**WHAT YOU WILL DO**
Can you return, without any change, the lines of the listing starting with the line that contains "y-tick-label: 3 (62, 205, 71, 222)" and going on through the line that contains "y-tick-label: 6 (62, 23, 71, 40)"?
START
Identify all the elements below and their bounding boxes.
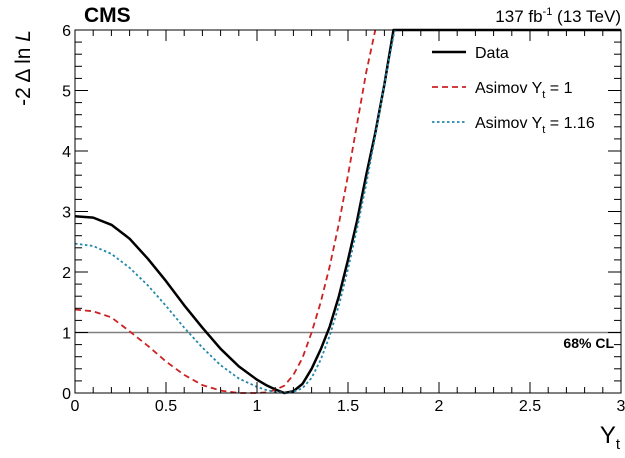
y-tick-label: 3 (62, 205, 71, 222)
y-tick-label: 0 (62, 386, 71, 403)
y-tick-label: 2 (62, 265, 71, 282)
x-tick-label: 2.5 (519, 398, 541, 415)
legend-data-label: Data (475, 45, 509, 62)
y-tick-label: 1 (62, 326, 71, 343)
x-tick-label: 3 (617, 398, 625, 415)
x-axis-title: Yt (600, 422, 621, 453)
x-tick-label: 0.5 (155, 398, 177, 415)
experiment-label: CMS (84, 4, 131, 27)
x-tick-label: 1 (253, 398, 262, 415)
y-tick-label: 6 (62, 23, 71, 40)
legend: Data Asimov Yt = 1 Asimov Yt = 1.16 (432, 45, 595, 136)
x-tick-label: 2 (435, 398, 444, 415)
series-line-2 (74, 29, 397, 394)
y-axis-title: -2 Δ ln L (12, 30, 35, 106)
x-tick-label: 1.5 (337, 398, 359, 415)
series-line-1 (74, 29, 377, 394)
cl-label: 68% CL (563, 335, 614, 351)
legend-asimov1-label: Asimov Yt = 1 (475, 80, 573, 101)
x-tick-label: 0 (71, 398, 80, 415)
series-line-0 (74, 28, 621, 395)
lumi-label: 137 fb-1 (13 TeV) (495, 6, 621, 26)
y-tick-label: 4 (62, 144, 71, 161)
y-tick-label: 5 (62, 84, 71, 101)
legend-asimov116-label: Asimov Yt = 1.16 (475, 115, 595, 136)
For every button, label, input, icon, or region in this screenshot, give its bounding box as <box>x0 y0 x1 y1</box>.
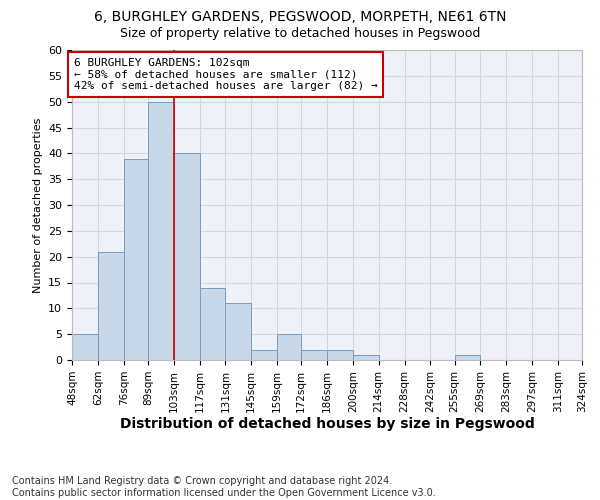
Y-axis label: Number of detached properties: Number of detached properties <box>32 118 43 292</box>
Bar <box>72 334 98 360</box>
Bar <box>251 350 277 360</box>
Bar <box>124 158 148 360</box>
X-axis label: Distribution of detached houses by size in Pegswood: Distribution of detached houses by size … <box>119 418 535 432</box>
Bar <box>353 355 379 360</box>
Bar <box>327 350 353 360</box>
Text: Contains HM Land Registry data © Crown copyright and database right 2024.
Contai: Contains HM Land Registry data © Crown c… <box>12 476 436 498</box>
Text: Size of property relative to detached houses in Pegswood: Size of property relative to detached ho… <box>120 28 480 40</box>
Bar <box>199 288 226 360</box>
Bar <box>98 252 124 360</box>
Bar <box>173 154 199 360</box>
Bar <box>148 102 173 360</box>
Bar <box>455 355 481 360</box>
Bar <box>301 350 327 360</box>
Bar <box>277 334 301 360</box>
Text: 6, BURGHLEY GARDENS, PEGSWOOD, MORPETH, NE61 6TN: 6, BURGHLEY GARDENS, PEGSWOOD, MORPETH, … <box>94 10 506 24</box>
Text: 6 BURGHLEY GARDENS: 102sqm
← 58% of detached houses are smaller (112)
42% of sem: 6 BURGHLEY GARDENS: 102sqm ← 58% of deta… <box>74 58 377 91</box>
Bar <box>226 303 251 360</box>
END
**SOLUTION TO THE PROBLEM**
y-tick-label: 3 (62, 205, 71, 222)
y-tick-label: 0 (62, 386, 71, 403)
y-tick-label: 2 (62, 265, 71, 282)
x-tick-label: 2.5 (519, 398, 541, 415)
legend-data-label: Data (475, 45, 509, 62)
y-tick-label: 1 (62, 326, 71, 343)
x-tick-label: 3 (617, 398, 625, 415)
x-axis-title: Yt (600, 422, 621, 453)
x-tick-label: 0.5 (155, 398, 177, 415)
experiment-label: CMS (84, 4, 131, 27)
x-tick-label: 1 (253, 398, 262, 415)
y-tick-label: 6 (62, 23, 71, 40)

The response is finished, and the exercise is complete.